▶ Reading passage
====

I have a bottle of Jack Keller's second place winner, Sand Burr Wine..........


Now if you can make wine out of sand Burrs, You can make wine from anything................


Also have an empty bottle of his Mustang Grape wine.................


----------



## Joanie

Ooooh... "Yellow Weed Wine!" Great name for it!


----------



## Wade E

I like it!!!!!!!!!!!!!


----------



## Trigham

appleman said:


> I took out all but the best cane and it looked like a lawn-mower massacre on the ground when I got done!
> 
> 
> 
> I keep telling myself it is for their best interest!




Apple could u take some pics for us to show how u mowed up



that shoot please?


Nice job Joan



I envy you for your new project, i cant wait to see updates through your pictures!!


----------



## AAASTINKIE

NICE!! you did a great job of preparing the ground first, I kinda just did a small hole and throw the plants in, but I'm trying to get better, I haven't planted any grapes, I want to be the Blueberry wine king...


----------



## Joanie

The vines are growing so fast, I already need to add more twist-ties! I watered last evening so they will grow at least 6 inches today! =)


----------



## grapeman

Joan, don't they grow fast!? I have some almost coming out of the 30 inch grow tubes already that were planted about 3 weeks ago.Be careful with twist-ties. The wire inside them doesn't allow for growth and can girdle the stems. Tie them very loosely. The vines expand a lot during the year and when you start low and the plant grows you forget about the low ties and they can girdle the vines causing it's death the next year.


----------



## Joanie

Thanks, Appleman. I check the twist ties all the time! I bought some of those 8" ones and have them very loose.

Still nothing green on the last Leon.


----------



## Joanie

I'm double excited!!!! I have green buds on the 12th vine finally!!! And I found these when I was out watering this evening!!! Aren't they cunnin'?


----------



## Wade E

Looks good Joan.


----------



## grapeman

Great news Joan. It should catch up fine. There is a runt in every litter. You may get a few clusters of blooms, but remember you are "supposed" to snip them off this year.



It's easier when they just don't get any the first year. Of course I won't tell the blooming patrol if you dont.


----------



## Joanie

I know I need to snip them and I will! Honest! I know it's best for the vine! It sure was fun to see tho!

====

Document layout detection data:
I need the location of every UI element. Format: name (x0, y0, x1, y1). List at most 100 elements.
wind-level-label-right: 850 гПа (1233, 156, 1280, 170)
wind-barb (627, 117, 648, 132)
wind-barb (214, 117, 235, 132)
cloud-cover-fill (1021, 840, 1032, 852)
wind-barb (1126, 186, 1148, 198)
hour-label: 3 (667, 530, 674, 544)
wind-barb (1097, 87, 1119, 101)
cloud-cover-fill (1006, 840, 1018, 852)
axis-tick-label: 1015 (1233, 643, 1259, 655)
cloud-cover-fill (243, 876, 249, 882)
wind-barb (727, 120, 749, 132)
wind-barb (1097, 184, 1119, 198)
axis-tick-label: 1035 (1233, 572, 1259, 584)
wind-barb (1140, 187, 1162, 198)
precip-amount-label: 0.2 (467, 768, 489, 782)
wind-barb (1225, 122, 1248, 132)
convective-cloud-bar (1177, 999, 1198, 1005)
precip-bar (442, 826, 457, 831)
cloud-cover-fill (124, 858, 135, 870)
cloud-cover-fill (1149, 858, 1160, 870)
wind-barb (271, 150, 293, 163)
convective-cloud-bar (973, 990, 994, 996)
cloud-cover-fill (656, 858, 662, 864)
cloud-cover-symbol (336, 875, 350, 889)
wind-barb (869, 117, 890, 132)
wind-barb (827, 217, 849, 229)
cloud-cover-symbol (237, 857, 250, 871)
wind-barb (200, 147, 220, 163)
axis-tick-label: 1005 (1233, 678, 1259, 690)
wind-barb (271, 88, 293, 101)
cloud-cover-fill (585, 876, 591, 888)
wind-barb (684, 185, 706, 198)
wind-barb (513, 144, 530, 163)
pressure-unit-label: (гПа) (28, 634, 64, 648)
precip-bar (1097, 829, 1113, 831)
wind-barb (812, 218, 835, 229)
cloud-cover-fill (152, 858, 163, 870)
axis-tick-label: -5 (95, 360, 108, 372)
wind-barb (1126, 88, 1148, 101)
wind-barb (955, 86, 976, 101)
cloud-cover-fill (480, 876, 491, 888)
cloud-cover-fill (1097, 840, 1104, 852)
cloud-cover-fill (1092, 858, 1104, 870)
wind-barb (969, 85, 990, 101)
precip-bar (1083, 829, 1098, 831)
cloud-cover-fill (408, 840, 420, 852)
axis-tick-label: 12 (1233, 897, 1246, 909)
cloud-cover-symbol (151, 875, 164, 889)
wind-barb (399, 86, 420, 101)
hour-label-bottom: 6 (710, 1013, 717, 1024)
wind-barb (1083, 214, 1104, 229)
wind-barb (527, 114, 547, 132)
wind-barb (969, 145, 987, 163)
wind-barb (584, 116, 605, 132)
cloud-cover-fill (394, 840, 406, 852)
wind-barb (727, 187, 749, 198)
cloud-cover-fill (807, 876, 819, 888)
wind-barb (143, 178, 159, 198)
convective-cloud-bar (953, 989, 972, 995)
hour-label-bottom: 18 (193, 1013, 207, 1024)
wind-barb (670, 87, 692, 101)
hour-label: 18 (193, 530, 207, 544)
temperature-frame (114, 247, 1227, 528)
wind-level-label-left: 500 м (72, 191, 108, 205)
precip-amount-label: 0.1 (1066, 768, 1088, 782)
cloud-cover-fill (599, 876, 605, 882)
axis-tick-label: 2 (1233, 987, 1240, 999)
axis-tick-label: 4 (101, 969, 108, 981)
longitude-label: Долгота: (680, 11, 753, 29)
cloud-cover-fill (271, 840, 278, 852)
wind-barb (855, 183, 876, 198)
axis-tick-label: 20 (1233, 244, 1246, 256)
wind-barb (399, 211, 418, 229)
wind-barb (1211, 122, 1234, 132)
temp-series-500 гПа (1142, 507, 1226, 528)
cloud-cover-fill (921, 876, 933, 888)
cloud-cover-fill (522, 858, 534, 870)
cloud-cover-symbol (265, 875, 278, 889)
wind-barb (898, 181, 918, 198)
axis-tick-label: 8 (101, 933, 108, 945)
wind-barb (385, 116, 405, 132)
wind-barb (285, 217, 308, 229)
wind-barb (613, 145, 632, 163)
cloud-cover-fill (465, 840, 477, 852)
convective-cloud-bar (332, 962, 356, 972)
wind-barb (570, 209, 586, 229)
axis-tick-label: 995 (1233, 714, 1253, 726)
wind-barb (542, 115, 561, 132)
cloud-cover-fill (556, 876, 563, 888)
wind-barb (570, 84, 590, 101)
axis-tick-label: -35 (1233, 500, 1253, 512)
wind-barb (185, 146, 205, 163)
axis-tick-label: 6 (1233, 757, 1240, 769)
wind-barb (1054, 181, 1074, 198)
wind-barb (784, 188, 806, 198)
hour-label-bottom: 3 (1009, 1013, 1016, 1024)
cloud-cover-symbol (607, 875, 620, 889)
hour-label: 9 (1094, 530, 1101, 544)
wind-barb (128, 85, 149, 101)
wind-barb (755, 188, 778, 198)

====

▶ Problem to solve
In the thread about growing grapevines, why does grapeman say to be careful with twist-ties?

▶ Your solution
The wire inside them doesn't allow for growth and can girdle the stems.